Goal of the exercise
Copy out all lines with the word "Remote" in them.

(Data records)
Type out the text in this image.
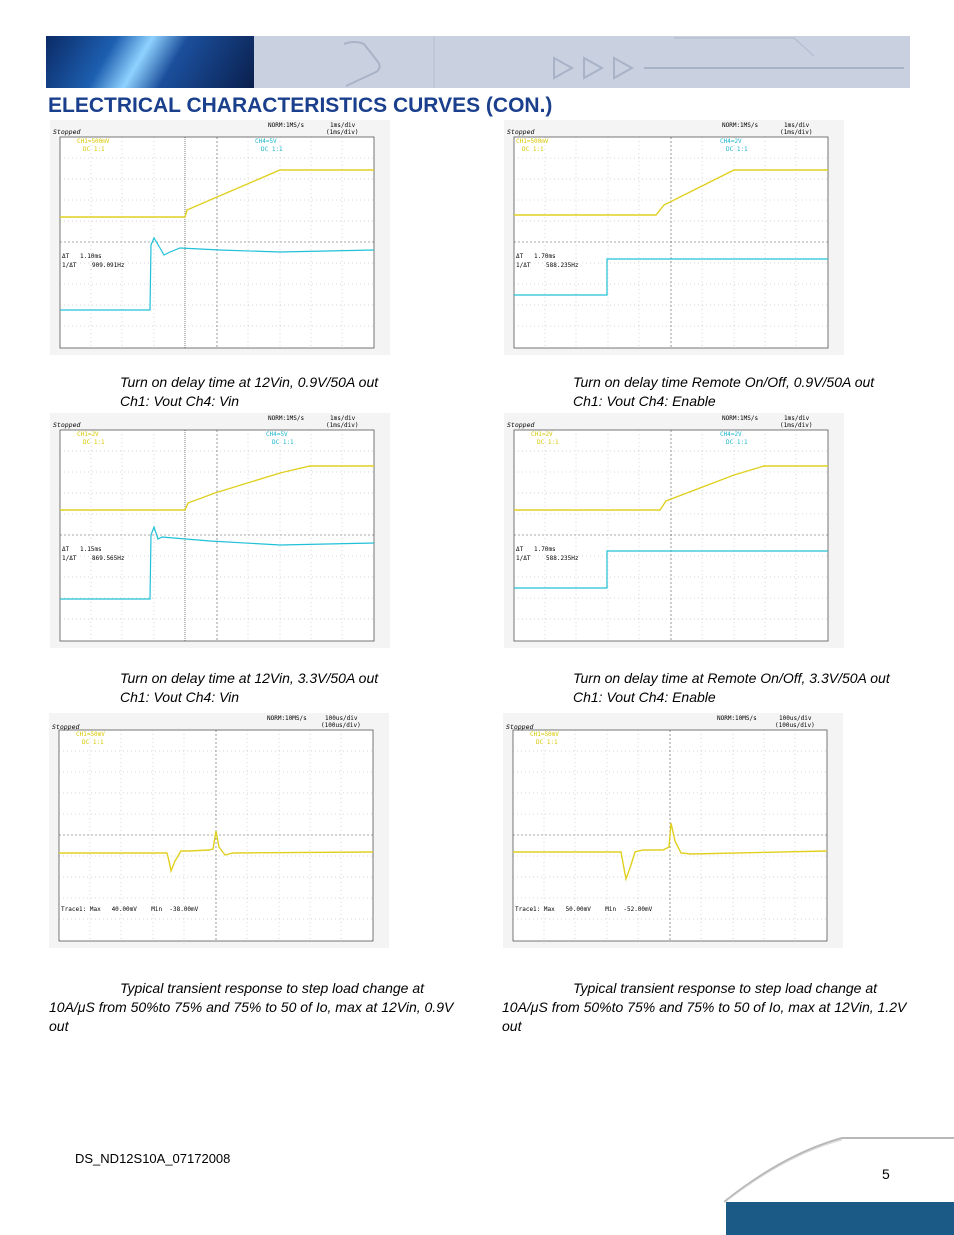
ELECTRICAL CHARACTERISTICS CURVES (CON.)
Stopped
NORM:1MS/s	1ms/div
(1ms/div)
CH1=500mV
DC 1:1
CH4=5V
DC 1:1
ΔT 1.10ms
1/ΔT	909.091Hz
Stopped
NORM:1MS/s	1ms/div
(1ms/div)
CH1=500mV
DC 1:1
CH4=2V
DC 1:1
ΔT 1.70ms
1/ΔT	588.235Hz
Turn on delay time at 12Vin, 0.9V/50A out
Ch1: Vout Ch4: Vin
Turn on delay time Remote On/Off, 0.9V/50A out
Ch1: Vout Ch4: Enable
Stopped
NORM:1MS/s	1ms/div
(1ms/div)
CH1=2V
DC 1:1
CH4=5V
DC 1:1
ΔT 1.15ms
1/ΔT	869.565Hz
Stopped
NORM:1MS/s	1ms/div
(1ms/div)
CH1=2V
DC 1:1
CH4=2V
DC 1:1
ΔT 1.70ms
1/ΔT	588.235Hz
Turn on delay time at 12Vin, 3.3V/50A out
Ch1: Vout Ch4: Vin
Turn on delay time at Remote On/Off, 3.3V/50A out
Ch1: Vout Ch4: Enable
Stopped
NORM:10MS/s	100us/div
(100us/div)
CH1=50mV
DC 1:1
Trace1: Max   40.00mV    Min  -38.00mV
Stopped
NORM:10MS/s	100us/div
(100us/div)
CH1=50mV
DC 1:1
Trace1: Max   50.00mV    Min  -52.00mV
Typical transient response to step load change at
10A/μS from 50%to 75% and 75% to 50 of Io, max at 12Vin, 0.9V
out
Typical transient response to step load change at
10A/μS from 50%to 75% and 75% to 50 of Io, max at 12Vin, 1.2V
out
DS_ND12S10A_07172008
5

Written answer
Turn on delay time Remote On/Off, 0.9V/50A out
Turn on delay time at Remote On/Off, 3.3V/50A out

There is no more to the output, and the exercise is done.